To do: Among the lines listed below, count those that include the string "permits", and state only the count.

===== Data supplied

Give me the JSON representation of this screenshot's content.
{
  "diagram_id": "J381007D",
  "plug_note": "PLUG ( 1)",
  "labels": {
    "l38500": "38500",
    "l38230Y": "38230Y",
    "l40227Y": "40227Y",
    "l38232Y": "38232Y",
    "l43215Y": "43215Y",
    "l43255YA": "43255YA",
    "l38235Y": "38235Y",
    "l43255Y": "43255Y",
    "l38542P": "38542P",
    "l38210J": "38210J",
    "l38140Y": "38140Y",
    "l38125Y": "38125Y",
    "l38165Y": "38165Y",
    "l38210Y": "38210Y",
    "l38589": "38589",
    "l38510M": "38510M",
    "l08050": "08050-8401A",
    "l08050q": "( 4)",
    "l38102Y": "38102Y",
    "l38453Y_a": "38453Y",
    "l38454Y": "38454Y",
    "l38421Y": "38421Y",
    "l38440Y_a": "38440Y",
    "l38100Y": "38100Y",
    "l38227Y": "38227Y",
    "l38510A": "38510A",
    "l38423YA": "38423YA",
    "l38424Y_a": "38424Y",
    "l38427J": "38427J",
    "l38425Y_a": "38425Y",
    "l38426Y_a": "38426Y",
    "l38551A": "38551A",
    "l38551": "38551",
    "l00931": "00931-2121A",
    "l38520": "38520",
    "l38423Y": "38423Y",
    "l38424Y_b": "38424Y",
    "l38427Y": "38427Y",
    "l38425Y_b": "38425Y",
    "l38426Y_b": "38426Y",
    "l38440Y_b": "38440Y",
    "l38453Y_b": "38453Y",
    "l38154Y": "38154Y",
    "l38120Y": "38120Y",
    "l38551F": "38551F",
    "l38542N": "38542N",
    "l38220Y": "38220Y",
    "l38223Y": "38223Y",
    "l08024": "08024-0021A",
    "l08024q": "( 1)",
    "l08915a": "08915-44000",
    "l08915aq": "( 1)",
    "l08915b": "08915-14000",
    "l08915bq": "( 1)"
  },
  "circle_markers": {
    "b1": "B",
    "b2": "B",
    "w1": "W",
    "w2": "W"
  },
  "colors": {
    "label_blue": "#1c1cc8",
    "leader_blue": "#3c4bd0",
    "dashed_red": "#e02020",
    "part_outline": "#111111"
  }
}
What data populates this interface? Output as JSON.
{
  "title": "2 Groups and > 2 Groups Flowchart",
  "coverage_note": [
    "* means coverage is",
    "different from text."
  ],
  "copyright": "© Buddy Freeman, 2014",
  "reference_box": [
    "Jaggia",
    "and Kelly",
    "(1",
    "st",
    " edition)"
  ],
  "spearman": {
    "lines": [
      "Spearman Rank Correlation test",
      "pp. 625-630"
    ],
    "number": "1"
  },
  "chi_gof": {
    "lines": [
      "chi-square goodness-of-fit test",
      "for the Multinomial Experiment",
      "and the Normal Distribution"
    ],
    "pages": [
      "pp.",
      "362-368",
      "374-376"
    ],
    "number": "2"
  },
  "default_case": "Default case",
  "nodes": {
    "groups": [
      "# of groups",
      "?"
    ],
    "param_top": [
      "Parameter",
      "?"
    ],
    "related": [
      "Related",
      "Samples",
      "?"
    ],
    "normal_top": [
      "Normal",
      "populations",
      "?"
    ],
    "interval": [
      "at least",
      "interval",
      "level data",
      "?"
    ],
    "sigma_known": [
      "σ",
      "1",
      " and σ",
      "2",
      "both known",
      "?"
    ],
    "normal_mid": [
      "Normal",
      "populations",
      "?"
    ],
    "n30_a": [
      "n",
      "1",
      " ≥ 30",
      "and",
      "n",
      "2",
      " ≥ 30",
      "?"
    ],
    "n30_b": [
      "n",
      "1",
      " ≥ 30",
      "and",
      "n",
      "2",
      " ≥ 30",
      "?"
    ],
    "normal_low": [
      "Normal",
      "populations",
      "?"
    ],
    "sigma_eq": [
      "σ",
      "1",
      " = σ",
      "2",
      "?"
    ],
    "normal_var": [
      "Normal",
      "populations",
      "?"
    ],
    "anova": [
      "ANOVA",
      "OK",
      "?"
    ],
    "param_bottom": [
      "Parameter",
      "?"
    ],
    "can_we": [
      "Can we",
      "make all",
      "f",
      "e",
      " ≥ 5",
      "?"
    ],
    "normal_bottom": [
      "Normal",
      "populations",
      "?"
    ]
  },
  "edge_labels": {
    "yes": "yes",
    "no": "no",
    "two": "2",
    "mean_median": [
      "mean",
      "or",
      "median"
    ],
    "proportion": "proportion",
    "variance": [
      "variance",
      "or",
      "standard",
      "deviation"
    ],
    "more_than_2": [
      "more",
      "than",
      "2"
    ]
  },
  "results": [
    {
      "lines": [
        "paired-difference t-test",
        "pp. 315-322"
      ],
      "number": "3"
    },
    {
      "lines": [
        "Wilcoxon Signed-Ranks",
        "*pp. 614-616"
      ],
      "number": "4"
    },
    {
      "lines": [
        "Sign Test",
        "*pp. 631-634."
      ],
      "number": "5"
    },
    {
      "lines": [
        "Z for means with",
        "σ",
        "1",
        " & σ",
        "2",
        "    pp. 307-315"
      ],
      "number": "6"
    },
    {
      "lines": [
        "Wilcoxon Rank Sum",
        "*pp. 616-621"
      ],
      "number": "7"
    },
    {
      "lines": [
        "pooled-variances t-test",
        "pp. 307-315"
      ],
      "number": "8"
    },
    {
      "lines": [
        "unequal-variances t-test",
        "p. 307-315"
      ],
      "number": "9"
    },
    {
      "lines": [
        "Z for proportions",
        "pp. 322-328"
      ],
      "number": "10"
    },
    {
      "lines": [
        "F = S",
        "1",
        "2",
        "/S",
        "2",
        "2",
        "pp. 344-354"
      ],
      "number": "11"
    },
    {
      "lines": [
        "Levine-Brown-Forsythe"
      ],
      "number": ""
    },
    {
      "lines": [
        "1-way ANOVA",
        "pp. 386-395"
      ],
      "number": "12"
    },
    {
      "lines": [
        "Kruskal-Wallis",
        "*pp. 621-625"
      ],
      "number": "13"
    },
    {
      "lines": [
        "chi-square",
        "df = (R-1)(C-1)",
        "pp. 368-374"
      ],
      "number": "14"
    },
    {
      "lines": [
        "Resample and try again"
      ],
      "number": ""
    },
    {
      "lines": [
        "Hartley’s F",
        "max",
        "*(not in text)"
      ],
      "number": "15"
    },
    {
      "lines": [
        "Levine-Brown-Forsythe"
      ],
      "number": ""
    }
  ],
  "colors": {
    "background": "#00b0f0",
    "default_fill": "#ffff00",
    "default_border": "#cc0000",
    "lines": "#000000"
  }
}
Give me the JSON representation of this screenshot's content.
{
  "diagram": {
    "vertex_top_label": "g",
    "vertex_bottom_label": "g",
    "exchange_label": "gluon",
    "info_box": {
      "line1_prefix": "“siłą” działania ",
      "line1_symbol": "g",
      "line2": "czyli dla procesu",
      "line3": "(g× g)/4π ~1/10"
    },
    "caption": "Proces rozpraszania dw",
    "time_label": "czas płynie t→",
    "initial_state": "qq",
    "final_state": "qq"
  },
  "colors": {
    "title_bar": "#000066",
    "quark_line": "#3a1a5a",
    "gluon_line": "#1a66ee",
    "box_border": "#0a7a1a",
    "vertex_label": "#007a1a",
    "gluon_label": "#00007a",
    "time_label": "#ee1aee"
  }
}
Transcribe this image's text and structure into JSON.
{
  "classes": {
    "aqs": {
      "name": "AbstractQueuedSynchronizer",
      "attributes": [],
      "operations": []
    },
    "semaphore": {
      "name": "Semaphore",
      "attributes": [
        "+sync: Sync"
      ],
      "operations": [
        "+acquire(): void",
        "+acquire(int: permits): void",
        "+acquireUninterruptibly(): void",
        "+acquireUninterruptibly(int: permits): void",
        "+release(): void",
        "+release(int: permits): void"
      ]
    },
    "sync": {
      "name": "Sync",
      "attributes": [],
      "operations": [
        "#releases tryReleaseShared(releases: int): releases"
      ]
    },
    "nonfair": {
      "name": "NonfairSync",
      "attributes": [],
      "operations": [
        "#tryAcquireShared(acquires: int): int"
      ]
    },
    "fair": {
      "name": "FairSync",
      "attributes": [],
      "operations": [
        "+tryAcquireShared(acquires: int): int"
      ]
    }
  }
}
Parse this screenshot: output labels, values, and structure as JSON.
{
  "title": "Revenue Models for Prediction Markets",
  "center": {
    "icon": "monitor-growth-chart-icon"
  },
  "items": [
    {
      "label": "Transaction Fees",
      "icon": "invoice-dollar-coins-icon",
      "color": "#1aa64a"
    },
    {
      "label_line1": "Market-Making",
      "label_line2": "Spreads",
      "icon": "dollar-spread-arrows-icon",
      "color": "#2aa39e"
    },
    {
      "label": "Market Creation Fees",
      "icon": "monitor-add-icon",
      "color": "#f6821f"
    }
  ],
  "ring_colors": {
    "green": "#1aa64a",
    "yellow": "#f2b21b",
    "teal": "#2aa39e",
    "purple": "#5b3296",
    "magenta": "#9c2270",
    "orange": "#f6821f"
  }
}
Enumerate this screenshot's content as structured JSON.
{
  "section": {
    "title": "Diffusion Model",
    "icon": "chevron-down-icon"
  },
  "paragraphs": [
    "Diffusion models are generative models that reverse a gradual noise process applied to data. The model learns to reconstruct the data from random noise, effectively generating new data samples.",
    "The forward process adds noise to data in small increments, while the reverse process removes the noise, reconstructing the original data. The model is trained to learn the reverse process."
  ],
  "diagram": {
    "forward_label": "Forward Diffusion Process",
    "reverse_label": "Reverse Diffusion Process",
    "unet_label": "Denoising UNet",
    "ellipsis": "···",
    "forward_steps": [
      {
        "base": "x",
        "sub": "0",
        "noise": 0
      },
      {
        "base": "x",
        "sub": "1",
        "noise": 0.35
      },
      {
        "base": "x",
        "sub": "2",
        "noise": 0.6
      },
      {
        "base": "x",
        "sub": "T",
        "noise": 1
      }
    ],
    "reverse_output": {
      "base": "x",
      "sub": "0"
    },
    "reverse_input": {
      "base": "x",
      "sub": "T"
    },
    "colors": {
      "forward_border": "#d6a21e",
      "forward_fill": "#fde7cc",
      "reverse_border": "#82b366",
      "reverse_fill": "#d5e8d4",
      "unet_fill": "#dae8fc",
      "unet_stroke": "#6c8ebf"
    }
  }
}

==========

Exercise answer: 3